• WHAT THE TASK REQUIRES: Continue the account of voting online in Alaska, starting right after its final sentence about downloading and printing a two-page PDF.

I voted online so you don’t have to
Alaskans can legally smoke marijuana, never pay state taxes, and vote online. Because freedom is something we take seriously and I know how to use computers, this year I chose to digitally vote as part of what the Council of State Governments calls an online voting laboratory. This is real voting (President, Senate, etc.) on real computers.
Alaska is the only state that allows any voter to cast their ballot online. Several other states allow some form of email or electronic voting, according to the National Conference of State Legislatures, but those jurisdictions mostly restrict e-voting to members of the military who are stationed overseas and are covered by the federal Uniformed and Overseas Citizens Absentee Voting Act (UOCAVA), and a few select others. Since 2012, Alaska allows anyone to vote online. I wasn’t an early adopter of smartphones or FitBits, but I was determined to be among the first in our country to vote from the comfort of my bed on my dumpster-salvaged laptop.
Early October: “Let me Google this.”
I start with Google, which tells me that no states whatsoever allow online voting.
But I’ve been on the Division of Elections website enough in the past several years to know that there is an option vote to by fax and some form of electronic voting. The DoE page soon (in no fewer than 915 words) tells me that I can apply for e-voting two weeks before the election. But no sooner.
Monday, October 24: Go Time.
Today is the first day possible to apply for an electronic delivery ballot or even access the application. The instructions are available on a video beforehand, but if you want a head start, you’ll have to wait until today. But the “online” dimension of this soon begins to show its cracks. Early Monday morning I began my online voting by downloading and printing a two-page PDF.

Source data:
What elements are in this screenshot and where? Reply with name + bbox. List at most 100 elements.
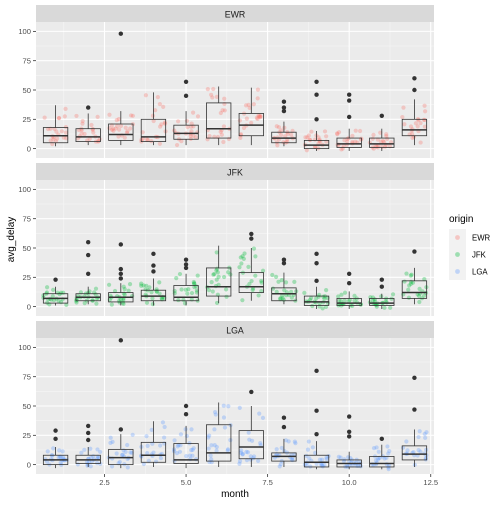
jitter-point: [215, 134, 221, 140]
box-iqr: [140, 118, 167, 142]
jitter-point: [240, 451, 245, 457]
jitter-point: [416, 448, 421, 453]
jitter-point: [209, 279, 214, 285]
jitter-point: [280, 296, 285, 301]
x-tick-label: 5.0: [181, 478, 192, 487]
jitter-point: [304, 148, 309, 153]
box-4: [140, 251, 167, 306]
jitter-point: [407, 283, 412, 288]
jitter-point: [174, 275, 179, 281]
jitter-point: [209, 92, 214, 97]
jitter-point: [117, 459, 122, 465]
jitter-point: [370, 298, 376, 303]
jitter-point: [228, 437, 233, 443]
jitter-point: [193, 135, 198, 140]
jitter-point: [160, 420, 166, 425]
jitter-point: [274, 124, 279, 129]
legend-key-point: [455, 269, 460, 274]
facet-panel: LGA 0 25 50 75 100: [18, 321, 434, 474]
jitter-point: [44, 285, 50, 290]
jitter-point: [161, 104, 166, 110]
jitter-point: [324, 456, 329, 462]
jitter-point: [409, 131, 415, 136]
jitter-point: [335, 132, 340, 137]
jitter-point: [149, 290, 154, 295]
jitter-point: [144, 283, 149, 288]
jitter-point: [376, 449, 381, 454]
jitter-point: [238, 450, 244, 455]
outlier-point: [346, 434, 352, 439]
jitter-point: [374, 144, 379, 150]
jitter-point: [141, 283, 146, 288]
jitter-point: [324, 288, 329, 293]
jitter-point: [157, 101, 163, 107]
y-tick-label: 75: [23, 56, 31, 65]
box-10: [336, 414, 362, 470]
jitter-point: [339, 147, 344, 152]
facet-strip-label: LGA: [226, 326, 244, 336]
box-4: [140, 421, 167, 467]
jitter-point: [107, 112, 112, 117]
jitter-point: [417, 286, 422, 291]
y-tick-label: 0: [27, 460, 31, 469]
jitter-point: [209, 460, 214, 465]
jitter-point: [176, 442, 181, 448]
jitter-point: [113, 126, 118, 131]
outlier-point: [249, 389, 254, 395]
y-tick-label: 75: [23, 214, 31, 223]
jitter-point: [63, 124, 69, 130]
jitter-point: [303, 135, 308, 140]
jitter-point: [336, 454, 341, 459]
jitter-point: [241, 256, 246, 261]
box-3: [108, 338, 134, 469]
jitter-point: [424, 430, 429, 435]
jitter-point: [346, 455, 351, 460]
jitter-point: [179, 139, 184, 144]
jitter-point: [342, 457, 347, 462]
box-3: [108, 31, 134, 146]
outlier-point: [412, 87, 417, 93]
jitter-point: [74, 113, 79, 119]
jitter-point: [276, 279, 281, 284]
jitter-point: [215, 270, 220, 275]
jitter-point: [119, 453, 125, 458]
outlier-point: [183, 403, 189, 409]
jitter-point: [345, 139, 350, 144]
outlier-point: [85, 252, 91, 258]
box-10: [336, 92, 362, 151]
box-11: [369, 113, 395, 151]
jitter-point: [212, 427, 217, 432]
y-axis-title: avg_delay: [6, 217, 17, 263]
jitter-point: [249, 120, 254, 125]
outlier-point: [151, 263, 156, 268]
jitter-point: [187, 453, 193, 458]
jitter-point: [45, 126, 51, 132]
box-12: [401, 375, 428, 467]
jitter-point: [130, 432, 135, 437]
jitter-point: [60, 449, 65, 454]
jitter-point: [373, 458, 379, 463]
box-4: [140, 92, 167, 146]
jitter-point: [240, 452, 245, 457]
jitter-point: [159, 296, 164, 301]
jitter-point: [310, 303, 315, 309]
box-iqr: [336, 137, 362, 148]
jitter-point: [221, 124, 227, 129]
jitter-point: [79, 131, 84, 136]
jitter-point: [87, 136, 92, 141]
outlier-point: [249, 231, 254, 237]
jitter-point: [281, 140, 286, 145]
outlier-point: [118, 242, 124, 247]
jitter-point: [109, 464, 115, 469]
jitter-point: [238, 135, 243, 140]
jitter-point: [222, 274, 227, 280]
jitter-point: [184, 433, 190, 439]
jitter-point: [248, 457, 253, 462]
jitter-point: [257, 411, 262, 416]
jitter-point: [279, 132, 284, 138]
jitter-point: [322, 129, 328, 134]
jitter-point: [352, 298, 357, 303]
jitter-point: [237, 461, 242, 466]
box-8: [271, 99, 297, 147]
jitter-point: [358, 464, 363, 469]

• THE ANSWER:
You fill out a few questions, sign with a pen (digital signatures will be rejected), scan, and then email or fax the complete application to the Division of Elections. As I soon learn, you essentially have to work in an office setting or have a stellar all-in-one scanner-printer-fax machine at your house to be able to vote online. There is a lot of paper involved. At 1:31 p.m., I email my application to the DoE.
Tuesday, October 25: The suspense is killing me.
With the exception of an auto response Monday from the Division of Elections system, there is no word on my application. I wanted to get this thing done Monday, but I instead comfort myself by reading 4,904 words about how the 538 election model weights different state polls and factors a suite of economic fundamentals into their projections. You should too.
Wednesday, October 26: I’m in.
At 6:08 a.m., I receive a 661-word email from DoE letting me know that I can vote within 12-24 hours. Or at least that’s what I understand, based on the somewhat muddily-worded message:
“Email Notification of ballot availability through the Online Delivery System will be sent to you in the next 12 to 24 hours”
At 8:11 a.m., I open another email letting me know that I can access the “voter portal” at https://ak.secureballotusa.com. Game on, time to vote this election and be done with it. But this message is not from the Division of Elections, it’s from a different email connected to a non-governmental domain: alaskaelections@secureballotusa.com.
The same State of Alaska that depends on a 30-year-old mainframe computer didn’t go out and build a secure stack of software to manage a relatively groundbreaking internet implementation of our democracy’s most important function.
They hired a contractor.
Cómo Votar: I enter the rabbit hole.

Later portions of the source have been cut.